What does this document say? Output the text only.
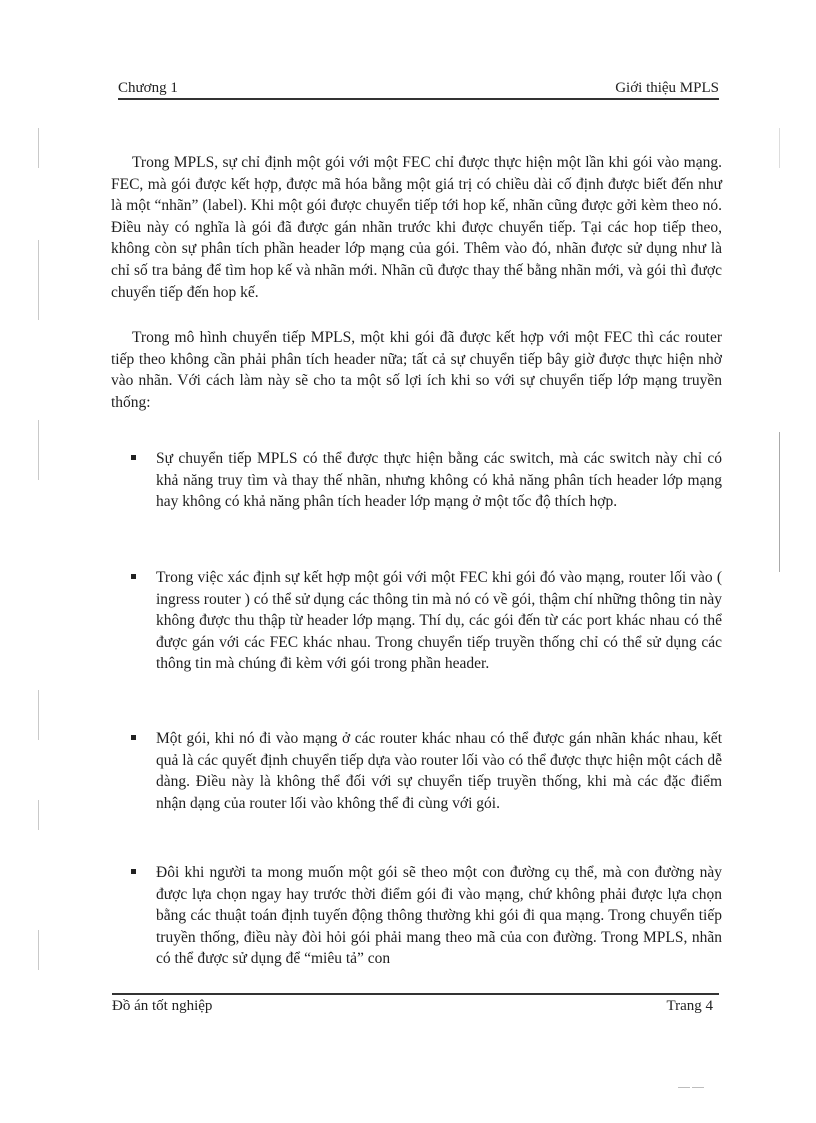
Chương 1	Giới thiệu MPLS

Trong MPLS, sự chỉ định một gói với một FEC chỉ được thực hiện một lần khi gói vào mạng. FEC, mà gói được kết hợp, được mã hóa bằng một giá trị có chiều dài cố định được biết đến như là một “nhãn” (label). Khi một gói được chuyển tiếp tới hop kế, nhãn cũng được gởi kèm theo nó. Điều này có nghĩa là gói đã được gán nhãn trước khi được chuyển tiếp. Tại các hop tiếp theo, không còn sự phân tích phần header lớp mạng của gói. Thêm vào đó, nhãn được sử dụng như là chỉ số tra bảng để tìm hop kế và nhãn mới. Nhãn cũ được thay thế bằng nhãn mới, và gói thì được chuyển tiếp đến hop kế.

Trong mô hình chuyển tiếp MPLS, một khi gói đã được kết hợp với một FEC thì các router tiếp theo không cần phải phân tích header nữa; tất cả sự chuyển tiếp bây giờ được thực hiện nhờ vào nhãn. Với cách làm này sẽ cho ta một số lợi ích khi so với sự chuyển tiếp lớp mạng truyền thống:

Sự chuyển tiếp MPLS có thể được thực hiện bằng các switch, mà các switch này chỉ có khả năng truy tìm và thay thế nhãn, nhưng không có khả năng phân tích header lớp mạng hay không có khả năng phân tích header lớp mạng ở một tốc độ thích hợp.

Trong việc xác định sự kết hợp một gói với một FEC khi gói đó vào mạng, router lối vào ( ingress router ) có thể sử dụng các thông tin mà nó có về gói, thậm chí những thông tin này không được thu thập từ header lớp mạng. Thí dụ, các gói đến từ các port khác nhau có thể được gán với các FEC khác nhau. Trong chuyển tiếp truyền thống chỉ có thể sử dụng các thông tin mà chúng đi kèm với gói trong phần header.

Một gói, khi nó đi vào mạng ở các router khác nhau có thể được gán nhãn khác nhau, kết quả là các quyết định chuyển tiếp dựa vào router lối vào có thể được thực hiện một cách dễ dàng. Điều này là không thể đối với sự chuyển tiếp truyền thống, khi mà các đặc điểm nhận dạng của router lối vào không thể đi cùng với gói.

Đôi khi người ta mong muốn một gói sẽ theo một con đường cụ thể, mà con đường này được lựa chọn ngay hay trước thời điểm gói đi vào mạng, chứ không phải được lựa chọn bằng các thuật toán định tuyến động thông thường khi gói đi qua mạng. Trong chuyển tiếp truyền thống, điều này đòi hỏi gói phải mang theo mã của con đường. Trong MPLS, nhãn có thể được sử dụng để “miêu tả” con

Đồ án tốt nghiệp	Trang 4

| Work to do |
Find each line that has the word "thông", then copy it out.

| Response |
Trong việc xác định sự kết hợp một gói với một FEC khi gói đó vào mạng, router lối vào ( ingress router ) có thể sử dụng các thông tin mà nó có về gói, thậm chí những thông tin này không được thu thập từ header lớp mạng. Thí dụ, các gói đến từ các port khác nhau có thể được gán với các FEC khác nhau. Trong chuyển tiếp truyền thống chỉ có thể sử dụng các thông tin mà chúng đi kèm với gói trong phần header.
Đôi khi người ta mong muốn một gói sẽ theo một con đường cụ thể, mà con đường này được lựa chọn ngay hay trước thời điểm gói đi vào mạng, chứ không phải được lựa chọn bằng các thuật toán định tuyến động thông thường khi gói đi qua mạng. Trong chuyển tiếp truyền thống, điều này đòi hỏi gói phải mang theo mã của con đường. Trong MPLS, nhãn có thể được sử dụng để “miêu tả” con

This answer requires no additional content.